• The task: Scan the records and identify every line in which the string "JSON" occurs, then return those lines.

• Records for this exercise:
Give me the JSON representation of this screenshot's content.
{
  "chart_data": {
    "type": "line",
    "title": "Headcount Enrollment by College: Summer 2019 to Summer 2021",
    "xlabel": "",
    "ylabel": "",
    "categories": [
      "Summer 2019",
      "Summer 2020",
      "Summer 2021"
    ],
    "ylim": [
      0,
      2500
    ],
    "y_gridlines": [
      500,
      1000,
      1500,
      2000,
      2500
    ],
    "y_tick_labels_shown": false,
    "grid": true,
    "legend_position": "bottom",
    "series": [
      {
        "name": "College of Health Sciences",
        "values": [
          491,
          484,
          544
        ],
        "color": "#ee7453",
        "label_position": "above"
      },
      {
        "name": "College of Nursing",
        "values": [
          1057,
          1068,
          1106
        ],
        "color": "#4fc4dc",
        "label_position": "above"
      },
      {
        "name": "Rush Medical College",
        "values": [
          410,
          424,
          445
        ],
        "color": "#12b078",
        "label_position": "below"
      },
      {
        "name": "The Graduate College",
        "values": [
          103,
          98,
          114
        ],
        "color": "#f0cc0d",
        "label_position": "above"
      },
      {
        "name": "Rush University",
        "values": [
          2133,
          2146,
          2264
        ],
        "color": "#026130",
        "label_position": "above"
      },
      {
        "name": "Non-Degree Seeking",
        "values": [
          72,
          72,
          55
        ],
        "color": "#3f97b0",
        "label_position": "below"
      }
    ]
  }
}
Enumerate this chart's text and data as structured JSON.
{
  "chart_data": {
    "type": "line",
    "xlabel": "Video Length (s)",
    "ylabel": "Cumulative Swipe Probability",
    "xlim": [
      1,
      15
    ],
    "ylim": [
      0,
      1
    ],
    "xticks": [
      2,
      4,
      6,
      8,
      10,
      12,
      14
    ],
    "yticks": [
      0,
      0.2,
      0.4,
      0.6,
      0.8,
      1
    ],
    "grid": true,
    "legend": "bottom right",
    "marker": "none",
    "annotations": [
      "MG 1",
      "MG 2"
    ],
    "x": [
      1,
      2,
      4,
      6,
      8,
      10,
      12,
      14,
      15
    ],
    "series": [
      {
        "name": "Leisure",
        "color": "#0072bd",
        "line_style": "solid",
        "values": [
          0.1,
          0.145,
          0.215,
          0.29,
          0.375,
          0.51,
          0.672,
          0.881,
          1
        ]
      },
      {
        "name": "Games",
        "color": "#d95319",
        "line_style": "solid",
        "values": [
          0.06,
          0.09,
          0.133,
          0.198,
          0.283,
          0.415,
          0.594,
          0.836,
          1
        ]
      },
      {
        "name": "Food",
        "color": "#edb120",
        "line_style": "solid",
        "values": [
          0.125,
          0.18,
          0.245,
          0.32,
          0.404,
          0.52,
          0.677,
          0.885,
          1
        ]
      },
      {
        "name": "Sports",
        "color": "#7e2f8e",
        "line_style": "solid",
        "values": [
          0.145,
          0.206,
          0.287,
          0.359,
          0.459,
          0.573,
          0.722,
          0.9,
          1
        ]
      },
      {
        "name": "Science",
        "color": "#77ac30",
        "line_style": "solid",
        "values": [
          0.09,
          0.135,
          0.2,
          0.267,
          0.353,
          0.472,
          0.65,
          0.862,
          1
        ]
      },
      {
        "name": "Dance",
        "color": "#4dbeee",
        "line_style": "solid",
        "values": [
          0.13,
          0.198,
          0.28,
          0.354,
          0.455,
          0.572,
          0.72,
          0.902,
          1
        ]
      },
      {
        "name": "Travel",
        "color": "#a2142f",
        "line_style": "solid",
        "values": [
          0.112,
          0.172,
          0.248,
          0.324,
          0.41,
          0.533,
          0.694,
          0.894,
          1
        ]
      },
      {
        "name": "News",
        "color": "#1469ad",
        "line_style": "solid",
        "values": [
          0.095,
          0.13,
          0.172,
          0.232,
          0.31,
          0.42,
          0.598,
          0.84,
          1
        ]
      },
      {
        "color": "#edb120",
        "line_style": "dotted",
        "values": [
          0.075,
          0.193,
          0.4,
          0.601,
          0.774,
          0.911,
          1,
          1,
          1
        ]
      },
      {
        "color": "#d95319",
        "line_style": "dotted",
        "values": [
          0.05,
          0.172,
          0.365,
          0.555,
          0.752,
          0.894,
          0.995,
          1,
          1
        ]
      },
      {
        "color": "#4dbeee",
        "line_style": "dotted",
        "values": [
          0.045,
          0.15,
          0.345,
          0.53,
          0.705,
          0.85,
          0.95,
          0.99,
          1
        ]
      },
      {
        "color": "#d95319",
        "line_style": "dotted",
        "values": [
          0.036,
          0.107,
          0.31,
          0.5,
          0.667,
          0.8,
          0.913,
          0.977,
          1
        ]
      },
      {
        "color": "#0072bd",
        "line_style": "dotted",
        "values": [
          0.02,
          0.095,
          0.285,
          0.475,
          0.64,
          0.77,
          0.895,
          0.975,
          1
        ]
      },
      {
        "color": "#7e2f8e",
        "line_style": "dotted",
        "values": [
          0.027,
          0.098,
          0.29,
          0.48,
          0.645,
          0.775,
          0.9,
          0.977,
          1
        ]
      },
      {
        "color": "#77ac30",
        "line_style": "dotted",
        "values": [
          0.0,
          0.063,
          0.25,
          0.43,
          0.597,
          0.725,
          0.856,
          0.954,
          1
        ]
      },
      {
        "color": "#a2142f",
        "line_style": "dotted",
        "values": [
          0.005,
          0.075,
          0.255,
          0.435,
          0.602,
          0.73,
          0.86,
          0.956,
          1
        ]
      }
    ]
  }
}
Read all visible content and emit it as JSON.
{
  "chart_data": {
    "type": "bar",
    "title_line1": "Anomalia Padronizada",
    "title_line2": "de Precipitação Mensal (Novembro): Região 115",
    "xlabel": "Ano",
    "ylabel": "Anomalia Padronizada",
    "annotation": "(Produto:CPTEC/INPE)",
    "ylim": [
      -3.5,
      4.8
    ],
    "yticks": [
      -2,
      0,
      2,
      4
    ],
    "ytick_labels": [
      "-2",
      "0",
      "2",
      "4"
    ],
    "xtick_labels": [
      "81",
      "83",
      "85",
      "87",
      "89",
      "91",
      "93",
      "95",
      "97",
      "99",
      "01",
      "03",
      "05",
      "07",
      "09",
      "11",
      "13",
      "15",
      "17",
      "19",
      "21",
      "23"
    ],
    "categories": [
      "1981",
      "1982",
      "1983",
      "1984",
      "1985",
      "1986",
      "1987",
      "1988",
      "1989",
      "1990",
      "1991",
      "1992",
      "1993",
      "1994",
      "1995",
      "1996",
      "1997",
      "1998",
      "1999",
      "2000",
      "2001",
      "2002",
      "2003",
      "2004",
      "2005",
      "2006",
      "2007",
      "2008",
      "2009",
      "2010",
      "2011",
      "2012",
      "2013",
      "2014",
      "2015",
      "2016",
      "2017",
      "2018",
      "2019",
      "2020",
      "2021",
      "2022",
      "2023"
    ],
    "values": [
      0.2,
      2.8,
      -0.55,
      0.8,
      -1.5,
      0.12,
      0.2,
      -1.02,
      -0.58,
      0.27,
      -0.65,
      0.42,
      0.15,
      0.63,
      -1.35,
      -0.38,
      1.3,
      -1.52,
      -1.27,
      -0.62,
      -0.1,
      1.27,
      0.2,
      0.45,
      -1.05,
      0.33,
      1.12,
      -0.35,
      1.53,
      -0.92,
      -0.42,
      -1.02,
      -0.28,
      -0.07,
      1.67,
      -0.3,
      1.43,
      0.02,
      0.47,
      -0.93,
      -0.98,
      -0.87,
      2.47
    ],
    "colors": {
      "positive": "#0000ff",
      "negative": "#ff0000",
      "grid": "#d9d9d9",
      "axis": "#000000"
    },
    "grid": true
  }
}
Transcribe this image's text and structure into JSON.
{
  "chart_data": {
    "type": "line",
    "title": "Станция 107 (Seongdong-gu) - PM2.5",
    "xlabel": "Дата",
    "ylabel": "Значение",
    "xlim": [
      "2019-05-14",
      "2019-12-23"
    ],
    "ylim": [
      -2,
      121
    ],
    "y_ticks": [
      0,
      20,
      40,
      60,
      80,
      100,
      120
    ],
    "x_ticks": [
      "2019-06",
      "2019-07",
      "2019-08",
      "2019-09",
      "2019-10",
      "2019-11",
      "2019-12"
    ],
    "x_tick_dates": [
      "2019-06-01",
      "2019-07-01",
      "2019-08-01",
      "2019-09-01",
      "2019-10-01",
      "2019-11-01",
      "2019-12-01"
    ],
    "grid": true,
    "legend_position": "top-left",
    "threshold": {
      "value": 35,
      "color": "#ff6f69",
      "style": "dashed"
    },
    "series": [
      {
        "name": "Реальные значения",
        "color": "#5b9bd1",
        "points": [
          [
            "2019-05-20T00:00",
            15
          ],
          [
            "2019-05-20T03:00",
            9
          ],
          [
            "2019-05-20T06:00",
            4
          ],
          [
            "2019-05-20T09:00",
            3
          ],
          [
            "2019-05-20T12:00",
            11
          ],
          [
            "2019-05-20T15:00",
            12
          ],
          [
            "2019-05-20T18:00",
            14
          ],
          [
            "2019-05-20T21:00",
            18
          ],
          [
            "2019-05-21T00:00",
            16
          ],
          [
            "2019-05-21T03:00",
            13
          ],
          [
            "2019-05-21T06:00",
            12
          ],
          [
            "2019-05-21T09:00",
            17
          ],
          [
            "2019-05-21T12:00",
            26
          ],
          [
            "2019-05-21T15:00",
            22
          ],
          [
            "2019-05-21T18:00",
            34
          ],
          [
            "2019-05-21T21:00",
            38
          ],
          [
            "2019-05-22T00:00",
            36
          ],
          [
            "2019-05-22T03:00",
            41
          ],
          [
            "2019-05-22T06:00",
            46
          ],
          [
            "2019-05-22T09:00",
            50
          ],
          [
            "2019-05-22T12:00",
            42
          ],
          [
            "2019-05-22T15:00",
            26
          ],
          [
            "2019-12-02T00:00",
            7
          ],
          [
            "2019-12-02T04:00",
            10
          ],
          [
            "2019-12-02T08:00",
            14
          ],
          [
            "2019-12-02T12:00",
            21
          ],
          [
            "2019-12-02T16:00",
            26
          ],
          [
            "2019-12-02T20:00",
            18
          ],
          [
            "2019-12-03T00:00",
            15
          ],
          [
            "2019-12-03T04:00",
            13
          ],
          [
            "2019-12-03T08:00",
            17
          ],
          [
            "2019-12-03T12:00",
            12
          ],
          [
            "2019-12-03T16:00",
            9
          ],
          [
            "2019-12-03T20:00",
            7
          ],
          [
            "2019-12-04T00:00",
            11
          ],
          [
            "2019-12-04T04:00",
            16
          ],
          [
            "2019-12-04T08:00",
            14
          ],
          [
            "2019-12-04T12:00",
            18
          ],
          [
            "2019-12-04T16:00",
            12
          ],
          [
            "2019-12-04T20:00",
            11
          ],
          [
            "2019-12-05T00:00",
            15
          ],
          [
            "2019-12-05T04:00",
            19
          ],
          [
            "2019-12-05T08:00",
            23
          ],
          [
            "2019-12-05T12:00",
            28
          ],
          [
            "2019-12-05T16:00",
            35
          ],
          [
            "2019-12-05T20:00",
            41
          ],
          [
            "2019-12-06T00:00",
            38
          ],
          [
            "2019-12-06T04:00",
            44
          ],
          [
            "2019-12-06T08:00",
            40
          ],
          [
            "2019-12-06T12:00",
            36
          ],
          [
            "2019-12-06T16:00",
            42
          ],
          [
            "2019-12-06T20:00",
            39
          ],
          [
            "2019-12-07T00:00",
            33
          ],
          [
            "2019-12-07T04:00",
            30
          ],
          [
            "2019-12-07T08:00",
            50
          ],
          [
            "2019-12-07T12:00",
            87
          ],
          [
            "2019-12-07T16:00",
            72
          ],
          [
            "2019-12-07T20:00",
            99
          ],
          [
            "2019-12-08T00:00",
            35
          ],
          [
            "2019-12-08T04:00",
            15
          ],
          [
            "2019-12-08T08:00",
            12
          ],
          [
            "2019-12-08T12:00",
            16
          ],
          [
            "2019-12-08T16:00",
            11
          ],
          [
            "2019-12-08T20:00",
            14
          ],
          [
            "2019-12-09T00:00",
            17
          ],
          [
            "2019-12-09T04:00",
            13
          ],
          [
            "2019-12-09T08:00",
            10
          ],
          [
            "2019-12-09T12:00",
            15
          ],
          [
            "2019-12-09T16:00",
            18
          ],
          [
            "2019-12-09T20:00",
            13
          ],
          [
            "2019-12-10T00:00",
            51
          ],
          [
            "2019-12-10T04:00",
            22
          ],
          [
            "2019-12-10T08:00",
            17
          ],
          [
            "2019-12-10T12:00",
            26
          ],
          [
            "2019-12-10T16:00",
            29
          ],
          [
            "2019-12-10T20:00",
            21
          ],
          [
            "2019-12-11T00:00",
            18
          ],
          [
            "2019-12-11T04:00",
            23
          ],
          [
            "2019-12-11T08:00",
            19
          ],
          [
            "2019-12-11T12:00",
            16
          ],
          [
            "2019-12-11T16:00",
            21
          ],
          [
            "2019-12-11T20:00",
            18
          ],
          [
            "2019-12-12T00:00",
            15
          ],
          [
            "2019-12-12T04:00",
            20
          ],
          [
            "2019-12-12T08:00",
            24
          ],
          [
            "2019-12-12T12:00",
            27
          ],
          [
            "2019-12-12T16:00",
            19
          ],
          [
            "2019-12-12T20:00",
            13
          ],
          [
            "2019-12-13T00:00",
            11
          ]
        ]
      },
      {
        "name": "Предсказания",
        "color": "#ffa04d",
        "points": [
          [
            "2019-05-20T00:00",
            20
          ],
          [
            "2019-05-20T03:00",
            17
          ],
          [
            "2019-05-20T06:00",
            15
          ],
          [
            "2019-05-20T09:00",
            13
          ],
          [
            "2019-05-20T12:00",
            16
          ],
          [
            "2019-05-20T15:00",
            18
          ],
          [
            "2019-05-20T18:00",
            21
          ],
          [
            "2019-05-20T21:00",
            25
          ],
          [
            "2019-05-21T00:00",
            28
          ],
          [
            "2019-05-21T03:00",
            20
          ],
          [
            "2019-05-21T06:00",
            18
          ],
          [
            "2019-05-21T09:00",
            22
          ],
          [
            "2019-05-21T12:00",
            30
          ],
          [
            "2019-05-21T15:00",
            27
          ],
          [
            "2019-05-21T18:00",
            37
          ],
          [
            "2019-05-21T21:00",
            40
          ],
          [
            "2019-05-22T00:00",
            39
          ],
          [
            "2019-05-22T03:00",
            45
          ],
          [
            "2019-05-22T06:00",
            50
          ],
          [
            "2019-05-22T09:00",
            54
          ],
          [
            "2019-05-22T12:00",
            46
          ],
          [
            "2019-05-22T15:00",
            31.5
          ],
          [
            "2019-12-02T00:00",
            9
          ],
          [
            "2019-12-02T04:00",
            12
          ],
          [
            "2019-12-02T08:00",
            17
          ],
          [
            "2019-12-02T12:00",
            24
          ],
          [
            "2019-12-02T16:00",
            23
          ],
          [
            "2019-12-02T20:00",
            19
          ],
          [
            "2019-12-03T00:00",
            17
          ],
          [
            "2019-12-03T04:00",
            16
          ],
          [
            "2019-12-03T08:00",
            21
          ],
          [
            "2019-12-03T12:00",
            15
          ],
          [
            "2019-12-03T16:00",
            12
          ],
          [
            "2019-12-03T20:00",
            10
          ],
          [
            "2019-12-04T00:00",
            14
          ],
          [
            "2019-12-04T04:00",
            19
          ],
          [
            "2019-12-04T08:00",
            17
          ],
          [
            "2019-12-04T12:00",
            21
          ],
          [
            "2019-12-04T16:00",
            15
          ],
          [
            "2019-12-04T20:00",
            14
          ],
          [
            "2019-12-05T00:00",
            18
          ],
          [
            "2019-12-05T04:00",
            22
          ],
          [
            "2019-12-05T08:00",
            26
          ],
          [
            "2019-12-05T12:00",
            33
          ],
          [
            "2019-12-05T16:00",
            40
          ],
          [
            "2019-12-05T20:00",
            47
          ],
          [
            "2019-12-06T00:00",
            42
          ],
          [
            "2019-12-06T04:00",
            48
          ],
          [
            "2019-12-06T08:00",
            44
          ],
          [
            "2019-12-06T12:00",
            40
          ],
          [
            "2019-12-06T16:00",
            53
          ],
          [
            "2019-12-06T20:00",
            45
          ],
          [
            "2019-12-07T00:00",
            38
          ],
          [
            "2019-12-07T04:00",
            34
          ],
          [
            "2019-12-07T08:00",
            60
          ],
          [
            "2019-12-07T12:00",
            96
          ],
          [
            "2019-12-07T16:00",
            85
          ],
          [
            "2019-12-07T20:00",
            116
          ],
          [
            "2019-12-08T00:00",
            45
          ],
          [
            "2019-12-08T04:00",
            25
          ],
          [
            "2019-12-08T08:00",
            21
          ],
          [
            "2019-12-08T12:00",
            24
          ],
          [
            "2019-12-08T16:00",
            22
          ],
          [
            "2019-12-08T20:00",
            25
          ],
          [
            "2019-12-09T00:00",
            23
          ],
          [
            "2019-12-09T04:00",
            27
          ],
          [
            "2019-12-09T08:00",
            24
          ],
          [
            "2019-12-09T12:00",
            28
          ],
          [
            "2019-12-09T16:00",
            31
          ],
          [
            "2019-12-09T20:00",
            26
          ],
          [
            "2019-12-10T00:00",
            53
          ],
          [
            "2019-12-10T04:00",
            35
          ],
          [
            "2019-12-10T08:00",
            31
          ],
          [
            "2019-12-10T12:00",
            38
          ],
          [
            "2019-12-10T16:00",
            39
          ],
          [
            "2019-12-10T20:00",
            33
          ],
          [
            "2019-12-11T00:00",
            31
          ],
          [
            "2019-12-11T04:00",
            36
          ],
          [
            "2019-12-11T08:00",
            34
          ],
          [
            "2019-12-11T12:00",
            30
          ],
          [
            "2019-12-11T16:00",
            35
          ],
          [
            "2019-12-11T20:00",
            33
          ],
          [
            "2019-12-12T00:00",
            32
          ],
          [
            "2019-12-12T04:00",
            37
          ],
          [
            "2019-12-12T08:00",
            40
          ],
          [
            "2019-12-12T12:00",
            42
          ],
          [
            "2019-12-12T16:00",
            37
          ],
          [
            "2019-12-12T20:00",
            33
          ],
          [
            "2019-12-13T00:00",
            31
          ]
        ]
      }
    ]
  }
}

• Exercise answer:
Give me the JSON representation of this screenshot's content.
Enumerate this chart's text and data as structured JSON.
Read all visible content and emit it as JSON.
Transcribe this image's text and structure into JSON.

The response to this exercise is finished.